AIM OF THE EXERCISE: Transcribe all of the data exactly. Omit the pictures.

INPUT FOR THIS TASK:
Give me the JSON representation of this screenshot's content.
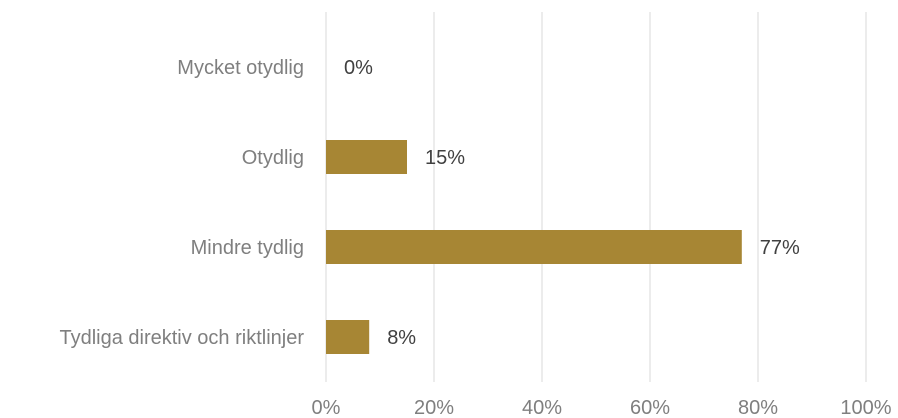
{
  "chart_data": {
    "type": "bar",
    "orientation": "horizontal",
    "categories": [
      "Mycket otydlig",
      "Otydlig",
      "Mindre tydlig",
      "Tydliga direktiv och riktlinjer"
    ],
    "values": [
      0,
      15,
      77,
      8
    ],
    "data_labels": [
      "0%",
      "15%",
      "77%",
      "8%"
    ],
    "xlim": [
      0,
      100
    ],
    "x_ticks": [
      0,
      20,
      40,
      60,
      80,
      100
    ],
    "x_tick_labels": [
      "0%",
      "20%",
      "40%",
      "60%",
      "80%",
      "100%"
    ],
    "grid": true,
    "bar_color": "#a78634",
    "title": "",
    "xlabel": "",
    "ylabel": ""
  }
}
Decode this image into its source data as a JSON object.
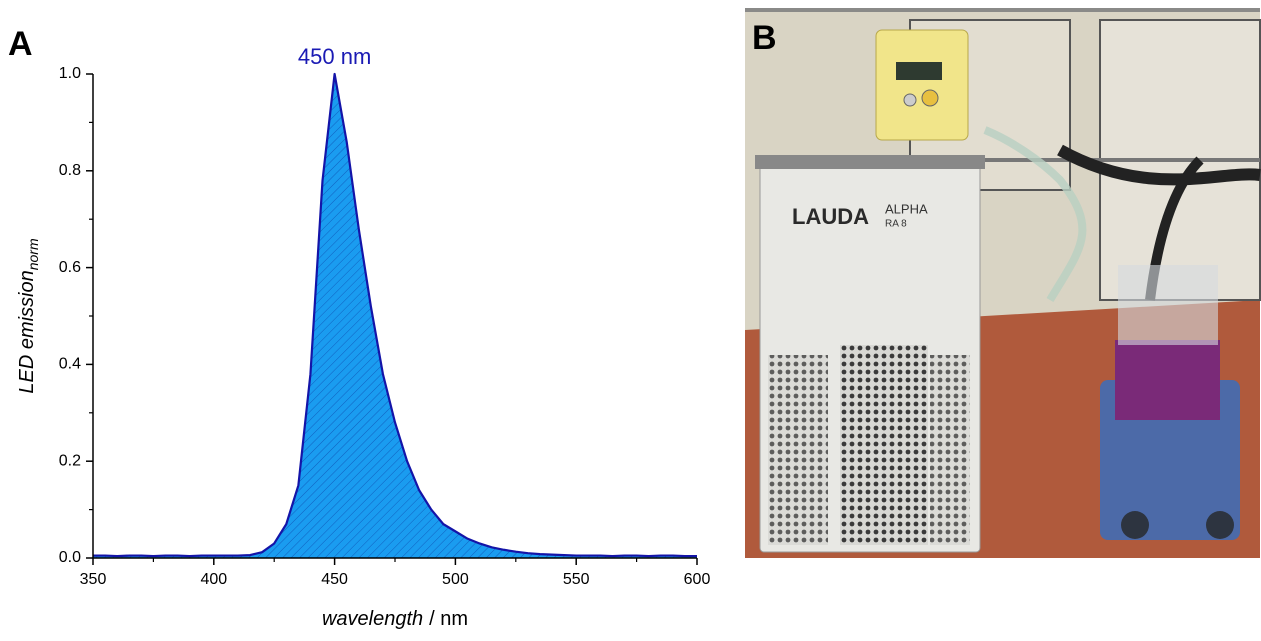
{
  "chart_data": {
    "type": "area",
    "panel_labels": [
      "A",
      "B"
    ],
    "x_label": "wavelength",
    "x_label_unit": "/ nm",
    "y_label": "LED emission",
    "y_label_subscript": "norm",
    "annotation": "450 nm",
    "annotation_color": "#1a1ab4",
    "x": [
      350,
      355,
      360,
      365,
      370,
      375,
      380,
      385,
      390,
      395,
      400,
      405,
      410,
      415,
      420,
      425,
      430,
      435,
      440,
      445,
      450,
      455,
      460,
      465,
      470,
      475,
      480,
      485,
      490,
      495,
      500,
      505,
      510,
      515,
      520,
      525,
      530,
      535,
      540,
      545,
      550,
      555,
      560,
      565,
      570,
      575,
      580,
      585,
      590,
      595,
      600
    ],
    "series": [
      {
        "name": "LED emission",
        "color": "#1a9cf0",
        "line_color": "#1414a8",
        "values": [
          0.005,
          0.005,
          0.004,
          0.005,
          0.005,
          0.004,
          0.005,
          0.005,
          0.004,
          0.005,
          0.005,
          0.005,
          0.005,
          0.006,
          0.012,
          0.03,
          0.07,
          0.15,
          0.38,
          0.78,
          1.0,
          0.86,
          0.68,
          0.52,
          0.38,
          0.28,
          0.2,
          0.14,
          0.1,
          0.07,
          0.055,
          0.04,
          0.03,
          0.022,
          0.017,
          0.013,
          0.01,
          0.008,
          0.007,
          0.006,
          0.005,
          0.005,
          0.005,
          0.004,
          0.005,
          0.005,
          0.004,
          0.005,
          0.005,
          0.004,
          0.004
        ]
      }
    ],
    "xlim": [
      350,
      600
    ],
    "xticks": [
      350,
      400,
      450,
      500,
      550,
      600
    ],
    "ylim": [
      0,
      1
    ],
    "yticks": [
      {
        "value": 0,
        "label": "0.0"
      },
      0.2,
      0.4,
      0.6,
      0.8,
      {
        "value": 1,
        "label": "1.0"
      }
    ],
    "photo": {
      "texts": [
        "LAUDA",
        "ALPHA",
        "RA 8"
      ]
    }
  }
}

TASK ANSWER:
Give me the JSON representation of this screenshot's content.
{
  "chart_data": {
    "type": "bar",
    "orientation": "horizontal",
    "categories": [
      "Mycket otydlig",
      "Otydlig",
      "Mindre tydlig",
      "Tydliga direktiv och riktlinjer"
    ],
    "values": [
      0,
      15,
      77,
      8
    ],
    "data_labels": [
      "0%",
      "15%",
      "77%",
      "8%"
    ],
    "xlim": [
      0,
      100
    ],
    "x_ticks": [
      0,
      20,
      40,
      60,
      80,
      100
    ],
    "x_tick_labels": [
      "0%",
      "20%",
      "40%",
      "60%",
      "80%",
      "100%"
    ],
    "grid": true,
    "bar_color": "#a78634",
    "title": "",
    "xlabel": "",
    "ylabel": ""
  }
}
Decode this image into its source data as a JSON object.
{
  "chart_data": {
    "type": "area",
    "panel_labels": [
      "A",
      "B"
    ],
    "x_label": "wavelength",
    "x_label_unit": "/ nm",
    "y_label": "LED emission",
    "y_label_subscript": "norm",
    "annotation": "450 nm",
    "annotation_color": "#1a1ab4",
    "x": [
      350,
      355,
      360,
      365,
      370,
      375,
      380,
      385,
      390,
      395,
      400,
      405,
      410,
      415,
      420,
      425,
      430,
      435,
      440,
      445,
      450,
      455,
      460,
      465,
      470,
      475,
      480,
      485,
      490,
      495,
      500,
      505,
      510,
      515,
      520,
      525,
      530,
      535,
      540,
      545,
      550,
      555,
      560,
      565,
      570,
      575,
      580,
      585,
      590,
      595,
      600
    ],
    "series": [
      {
        "name": "LED emission",
        "color": "#1a9cf0",
        "line_color": "#1414a8",
        "values": [
          0.005,
          0.005,
          0.004,
          0.005,
          0.005,
          0.004,
          0.005,
          0.005,
          0.004,
          0.005,
          0.005,
          0.005,
          0.005,
          0.006,
          0.012,
          0.03,
          0.07,
          0.15,
          0.38,
          0.78,
          1.0,
          0.86,
          0.68,
          0.52,
          0.38,
          0.28,
          0.2,
          0.14,
          0.1,
          0.07,
          0.055,
          0.04,
          0.03,
          0.022,
          0.017,
          0.013,
          0.01,
          0.008,
          0.007,
          0.006,
          0.005,
          0.005,
          0.005,
          0.004,
          0.005,
          0.005,
          0.004,
          0.005,
          0.005,
          0.004,
          0.004
        ]
      }
    ],
    "xlim": [
      350,
      600
    ],
    "xticks": [
      350,
      400,
      450,
      500,
      550,
      600
    ],
    "ylim": [
      0,
      1
    ],
    "yticks": [
      {
        "value": 0,
        "label": "0.0"
      },
      0.2,
      0.4,
      0.6,
      0.8,
      {
        "value": 1,
        "label": "1.0"
      }
    ],
    "photo": {
      "texts": [
        "LAUDA",
        "ALPHA",
        "RA 8"
      ]
    }
  }
}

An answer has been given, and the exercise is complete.